(Figure content listings)
• • • • •

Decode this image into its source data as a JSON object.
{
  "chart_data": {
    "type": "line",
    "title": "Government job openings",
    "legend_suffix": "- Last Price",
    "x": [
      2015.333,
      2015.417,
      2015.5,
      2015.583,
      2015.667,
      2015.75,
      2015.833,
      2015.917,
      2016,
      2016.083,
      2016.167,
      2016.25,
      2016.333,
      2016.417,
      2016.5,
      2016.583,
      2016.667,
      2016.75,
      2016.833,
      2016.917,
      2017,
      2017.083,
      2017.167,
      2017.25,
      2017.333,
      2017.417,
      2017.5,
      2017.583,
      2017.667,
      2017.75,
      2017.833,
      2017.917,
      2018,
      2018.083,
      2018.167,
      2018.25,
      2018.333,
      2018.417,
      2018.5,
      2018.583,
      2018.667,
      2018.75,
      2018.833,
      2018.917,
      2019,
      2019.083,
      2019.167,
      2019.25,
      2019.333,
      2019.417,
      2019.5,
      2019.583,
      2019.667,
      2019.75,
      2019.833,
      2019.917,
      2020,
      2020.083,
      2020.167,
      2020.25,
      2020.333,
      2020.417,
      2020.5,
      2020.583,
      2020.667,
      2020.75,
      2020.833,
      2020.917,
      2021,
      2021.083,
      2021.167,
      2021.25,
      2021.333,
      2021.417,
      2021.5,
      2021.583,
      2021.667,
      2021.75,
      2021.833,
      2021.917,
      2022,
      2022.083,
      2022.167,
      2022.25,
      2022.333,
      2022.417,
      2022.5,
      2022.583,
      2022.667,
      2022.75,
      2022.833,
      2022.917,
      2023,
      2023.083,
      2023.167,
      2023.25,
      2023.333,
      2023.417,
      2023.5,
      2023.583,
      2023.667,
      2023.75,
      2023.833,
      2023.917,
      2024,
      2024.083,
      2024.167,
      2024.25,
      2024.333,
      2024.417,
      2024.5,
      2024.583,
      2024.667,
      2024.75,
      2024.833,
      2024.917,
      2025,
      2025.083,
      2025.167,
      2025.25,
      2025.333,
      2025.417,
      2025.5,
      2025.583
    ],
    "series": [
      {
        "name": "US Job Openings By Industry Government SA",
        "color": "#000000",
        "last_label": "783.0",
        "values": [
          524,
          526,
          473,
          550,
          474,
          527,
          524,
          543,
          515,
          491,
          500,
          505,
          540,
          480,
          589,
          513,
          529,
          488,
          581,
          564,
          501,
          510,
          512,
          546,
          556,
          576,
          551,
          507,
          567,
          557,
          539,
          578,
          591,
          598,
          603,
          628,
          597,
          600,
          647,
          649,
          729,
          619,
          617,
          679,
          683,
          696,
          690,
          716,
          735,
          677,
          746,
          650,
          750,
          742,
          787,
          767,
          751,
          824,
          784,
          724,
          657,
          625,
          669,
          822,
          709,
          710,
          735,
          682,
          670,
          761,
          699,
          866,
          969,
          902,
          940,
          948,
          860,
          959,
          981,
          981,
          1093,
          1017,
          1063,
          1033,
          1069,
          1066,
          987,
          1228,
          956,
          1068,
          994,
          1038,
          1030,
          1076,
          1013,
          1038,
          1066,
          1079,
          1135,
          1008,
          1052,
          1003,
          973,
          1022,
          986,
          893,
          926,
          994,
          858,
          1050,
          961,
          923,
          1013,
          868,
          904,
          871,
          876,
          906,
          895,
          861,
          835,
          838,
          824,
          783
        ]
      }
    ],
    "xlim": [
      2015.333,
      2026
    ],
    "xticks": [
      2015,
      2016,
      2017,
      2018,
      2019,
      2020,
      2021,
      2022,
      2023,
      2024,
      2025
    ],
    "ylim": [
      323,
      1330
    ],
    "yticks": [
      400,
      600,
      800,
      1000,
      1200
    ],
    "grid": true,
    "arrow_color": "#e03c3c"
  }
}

• • • • •

To do
Of the lines in the material, how many hold the word "Government"? Reply with the number only.

The result
2